**** Data section
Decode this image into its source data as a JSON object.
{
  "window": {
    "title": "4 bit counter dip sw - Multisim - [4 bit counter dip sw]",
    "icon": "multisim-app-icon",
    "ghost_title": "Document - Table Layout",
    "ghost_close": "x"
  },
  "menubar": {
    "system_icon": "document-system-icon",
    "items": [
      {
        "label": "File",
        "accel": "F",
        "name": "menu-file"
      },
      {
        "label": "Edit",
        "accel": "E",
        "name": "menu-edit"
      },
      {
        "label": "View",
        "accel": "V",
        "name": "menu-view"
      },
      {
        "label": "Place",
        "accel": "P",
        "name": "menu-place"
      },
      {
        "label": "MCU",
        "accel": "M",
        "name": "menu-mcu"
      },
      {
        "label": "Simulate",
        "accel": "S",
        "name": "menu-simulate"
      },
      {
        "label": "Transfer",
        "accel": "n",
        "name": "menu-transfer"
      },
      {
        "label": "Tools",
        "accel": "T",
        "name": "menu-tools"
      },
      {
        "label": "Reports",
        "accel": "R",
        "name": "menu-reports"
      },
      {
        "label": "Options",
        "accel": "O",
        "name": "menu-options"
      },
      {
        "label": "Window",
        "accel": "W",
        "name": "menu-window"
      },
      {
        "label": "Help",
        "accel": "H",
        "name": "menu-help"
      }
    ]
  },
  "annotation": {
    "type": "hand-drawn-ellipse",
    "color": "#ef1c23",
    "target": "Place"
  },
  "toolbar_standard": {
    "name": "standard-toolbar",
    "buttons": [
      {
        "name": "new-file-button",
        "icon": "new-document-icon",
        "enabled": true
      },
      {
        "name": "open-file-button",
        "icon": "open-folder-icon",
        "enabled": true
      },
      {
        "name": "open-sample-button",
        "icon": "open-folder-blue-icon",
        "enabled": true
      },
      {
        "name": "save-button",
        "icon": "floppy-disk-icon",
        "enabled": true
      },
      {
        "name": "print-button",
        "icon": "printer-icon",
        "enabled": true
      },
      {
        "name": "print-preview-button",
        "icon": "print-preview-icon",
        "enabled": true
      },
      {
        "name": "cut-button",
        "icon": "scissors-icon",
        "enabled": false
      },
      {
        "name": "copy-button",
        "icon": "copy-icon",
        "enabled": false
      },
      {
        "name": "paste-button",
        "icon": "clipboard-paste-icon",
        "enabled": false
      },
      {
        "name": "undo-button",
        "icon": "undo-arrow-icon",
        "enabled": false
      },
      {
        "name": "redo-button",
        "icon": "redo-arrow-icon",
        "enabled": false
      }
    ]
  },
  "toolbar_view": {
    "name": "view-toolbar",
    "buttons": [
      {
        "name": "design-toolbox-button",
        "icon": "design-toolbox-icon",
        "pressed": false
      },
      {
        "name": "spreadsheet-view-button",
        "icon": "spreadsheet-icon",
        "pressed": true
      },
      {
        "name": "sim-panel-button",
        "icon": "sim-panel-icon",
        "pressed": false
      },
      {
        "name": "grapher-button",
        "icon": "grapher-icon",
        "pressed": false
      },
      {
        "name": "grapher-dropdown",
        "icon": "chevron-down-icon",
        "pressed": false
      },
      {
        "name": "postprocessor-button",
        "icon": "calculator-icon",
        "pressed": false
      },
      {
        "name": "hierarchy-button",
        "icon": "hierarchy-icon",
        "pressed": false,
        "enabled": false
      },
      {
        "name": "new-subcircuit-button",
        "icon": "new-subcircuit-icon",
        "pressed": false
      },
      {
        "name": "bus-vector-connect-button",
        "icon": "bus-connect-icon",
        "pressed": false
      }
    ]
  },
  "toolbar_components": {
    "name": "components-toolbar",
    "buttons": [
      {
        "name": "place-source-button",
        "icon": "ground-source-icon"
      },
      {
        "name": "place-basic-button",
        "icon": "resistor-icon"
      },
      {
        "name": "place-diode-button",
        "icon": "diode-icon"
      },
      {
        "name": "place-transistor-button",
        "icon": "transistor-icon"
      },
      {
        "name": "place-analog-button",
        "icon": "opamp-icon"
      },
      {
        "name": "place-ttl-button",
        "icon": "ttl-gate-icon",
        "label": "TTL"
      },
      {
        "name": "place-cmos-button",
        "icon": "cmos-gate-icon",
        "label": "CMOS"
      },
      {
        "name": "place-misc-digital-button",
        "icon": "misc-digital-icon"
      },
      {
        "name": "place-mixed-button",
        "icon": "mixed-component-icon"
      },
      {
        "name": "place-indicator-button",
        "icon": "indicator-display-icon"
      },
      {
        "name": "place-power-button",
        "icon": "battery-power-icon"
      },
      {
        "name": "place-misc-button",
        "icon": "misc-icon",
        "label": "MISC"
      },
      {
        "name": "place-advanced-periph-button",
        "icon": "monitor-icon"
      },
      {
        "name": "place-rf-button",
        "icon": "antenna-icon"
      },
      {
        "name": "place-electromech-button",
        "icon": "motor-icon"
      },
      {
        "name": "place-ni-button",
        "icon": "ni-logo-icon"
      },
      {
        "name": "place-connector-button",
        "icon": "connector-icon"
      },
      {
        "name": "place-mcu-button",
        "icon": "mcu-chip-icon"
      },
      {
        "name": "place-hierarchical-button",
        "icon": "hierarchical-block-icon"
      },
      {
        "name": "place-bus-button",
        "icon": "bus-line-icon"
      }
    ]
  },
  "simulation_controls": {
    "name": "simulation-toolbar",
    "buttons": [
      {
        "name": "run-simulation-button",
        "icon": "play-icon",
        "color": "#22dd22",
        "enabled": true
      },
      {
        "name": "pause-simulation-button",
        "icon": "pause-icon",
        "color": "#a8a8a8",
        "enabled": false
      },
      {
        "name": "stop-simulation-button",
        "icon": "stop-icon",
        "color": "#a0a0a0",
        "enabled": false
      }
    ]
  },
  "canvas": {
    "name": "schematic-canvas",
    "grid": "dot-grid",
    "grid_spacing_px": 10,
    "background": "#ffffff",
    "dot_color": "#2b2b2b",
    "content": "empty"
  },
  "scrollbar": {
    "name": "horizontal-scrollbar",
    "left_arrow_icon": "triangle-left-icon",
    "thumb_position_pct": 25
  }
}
********
| Challenge |
Transcribe all the entries, keeping each one exactly as it is.

| Solved exercise |
Decode this image into its source data as a JSON object.
{
  "window": {
    "title": "4 bit counter dip sw - Multisim - [4 bit counter dip sw]",
    "icon": "multisim-app-icon",
    "ghost_title": "Document - Table Layout",
    "ghost_close": "x"
  },
  "menubar": {
    "system_icon": "document-system-icon",
    "items": [
      {
        "label": "File",
        "accel": "F",
        "name": "menu-file"
      },
      {
        "label": "Edit",
        "accel": "E",
        "name": "menu-edit"
      },
      {
        "label": "View",
        "accel": "V",
        "name": "menu-view"
      },
      {
        "label": "Place",
        "accel": "P",
        "name": "menu-place"
      },
      {
        "label": "MCU",
        "accel": "M",
        "name": "menu-mcu"
      },
      {
        "label": "Simulate",
        "accel": "S",
        "name": "menu-simulate"
      },
      {
        "label": "Transfer",
        "accel": "n",
        "name": "menu-transfer"
      },
      {
        "label": "Tools",
        "accel": "T",
        "name": "menu-tools"
      },
      {
        "label": "Reports",
        "accel": "R",
        "name": "menu-reports"
      },
      {
        "label": "Options",
        "accel": "O",
        "name": "menu-options"
      },
      {
        "label": "Window",
        "accel": "W",
        "name": "menu-window"
      },
      {
        "label": "Help",
        "accel": "H",
        "name": "menu-help"
      }
    ]
  },
  "annotation": {
    "type": "hand-drawn-ellipse",
    "color": "#ef1c23",
    "target": "Place"
  },
  "toolbar_standard": {
    "name": "standard-toolbar",
    "buttons": [
      {
        "name": "new-file-button",
        "icon": "new-document-icon",
        "enabled": true
      },
      {
        "name": "open-file-button",
        "icon": "open-folder-icon",
        "enabled": true
      },
      {
        "name": "open-sample-button",
        "icon": "open-folder-blue-icon",
        "enabled": true
      },
      {
        "name": "save-button",
        "icon": "floppy-disk-icon",
        "enabled": true
      },
      {
        "name": "print-button",
        "icon": "printer-icon",
        "enabled": true
      },
      {
        "name": "print-preview-button",
        "icon": "print-preview-icon",
        "enabled": true
      },
      {
        "name": "cut-button",
        "icon": "scissors-icon",
        "enabled": false
      },
      {
        "name": "copy-button",
        "icon": "copy-icon",
        "enabled": false
      },
      {
        "name": "paste-button",
        "icon": "clipboard-paste-icon",
        "enabled": false
      },
      {
        "name": "undo-button",
        "icon": "undo-arrow-icon",
        "enabled": false
      },
      {
        "name": "redo-button",
        "icon": "redo-arrow-icon",
        "enabled": false
      }
    ]
  },
  "toolbar_view": {
    "name": "view-toolbar",
    "buttons": [
      {
        "name": "design-toolbox-button",
        "icon": "design-toolbox-icon",
        "pressed": false
      },
      {
        "name": "spreadsheet-view-button",
        "icon": "spreadsheet-icon",
        "pressed": true
      },
      {
        "name": "sim-panel-button",
        "icon": "sim-panel-icon",
        "pressed": false
      },
      {
        "name": "grapher-button",
        "icon": "grapher-icon",
        "pressed": false
      },
      {
        "name": "grapher-dropdown",
        "icon": "chevron-down-icon",
        "pressed": false
      },
      {
        "name": "postprocessor-button",
        "icon": "calculator-icon",
        "pressed": false
      },
      {
        "name": "hierarchy-button",
        "icon": "hierarchy-icon",
        "pressed": false,
        "enabled": false
      },
      {
        "name": "new-subcircuit-button",
        "icon": "new-subcircuit-icon",
        "pressed": false
      },
      {
        "name": "bus-vector-connect-button",
        "icon": "bus-connect-icon",
        "pressed": false
      }
    ]
  },
  "toolbar_components": {
    "name": "components-toolbar",
    "buttons": [
      {
        "name": "place-source-button",
        "icon": "ground-source-icon"
      },
      {
        "name": "place-basic-button",
        "icon": "resistor-icon"
      },
      {
        "name": "place-diode-button",
        "icon": "diode-icon"
      },
      {
        "name": "place-transistor-button",
        "icon": "transistor-icon"
      },
      {
        "name": "place-analog-button",
        "icon": "opamp-icon"
      },
      {
        "name": "place-ttl-button",
        "icon": "ttl-gate-icon",
        "label": "TTL"
      },
      {
        "name": "place-cmos-button",
        "icon": "cmos-gate-icon",
        "label": "CMOS"
      },
      {
        "name": "place-misc-digital-button",
        "icon": "misc-digital-icon"
      },
      {
        "name": "place-mixed-button",
        "icon": "mixed-component-icon"
      },
      {
        "name": "place-indicator-button",
        "icon": "indicator-display-icon"
      },
      {
        "name": "place-power-button",
        "icon": "battery-power-icon"
      },
      {
        "name": "place-misc-button",
        "icon": "misc-icon",
        "label": "MISC"
      },
      {
        "name": "place-advanced-periph-button",
        "icon": "monitor-icon"
      },
      {
        "name": "place-rf-button",
        "icon": "antenna-icon"
      },
      {
        "name": "place-electromech-button",
        "icon": "motor-icon"
      },
      {
        "name": "place-ni-button",
        "icon": "ni-logo-icon"
      },
      {
        "name": "place-connector-button",
        "icon": "connector-icon"
      },
      {
        "name": "place-mcu-button",
        "icon": "mcu-chip-icon"
      },
      {
        "name": "place-hierarchical-button",
        "icon": "hierarchical-block-icon"
      },
      {
        "name": "place-bus-button",
        "icon": "bus-line-icon"
      }
    ]
  },
  "simulation_controls": {
    "name": "simulation-toolbar",
    "buttons": [
      {
        "name": "run-simulation-button",
        "icon": "play-icon",
        "color": "#22dd22",
        "enabled": true
      },
      {
        "name": "pause-simulation-button",
        "icon": "pause-icon",
        "color": "#a8a8a8",
        "enabled": false
      },
      {
        "name": "stop-simulation-button",
        "icon": "stop-icon",
        "color": "#a0a0a0",
        "enabled": false
      }
    ]
  },
  "canvas": {
    "name": "schematic-canvas",
    "grid": "dot-grid",
    "grid_spacing_px": 10,
    "background": "#ffffff",
    "dot_color": "#2b2b2b",
    "content": "empty"
  },
  "scrollbar": {
    "name": "horizontal-scrollbar",
    "left_arrow_icon": "triangle-left-icon",
    "thumb_position_pct": 25
  }
}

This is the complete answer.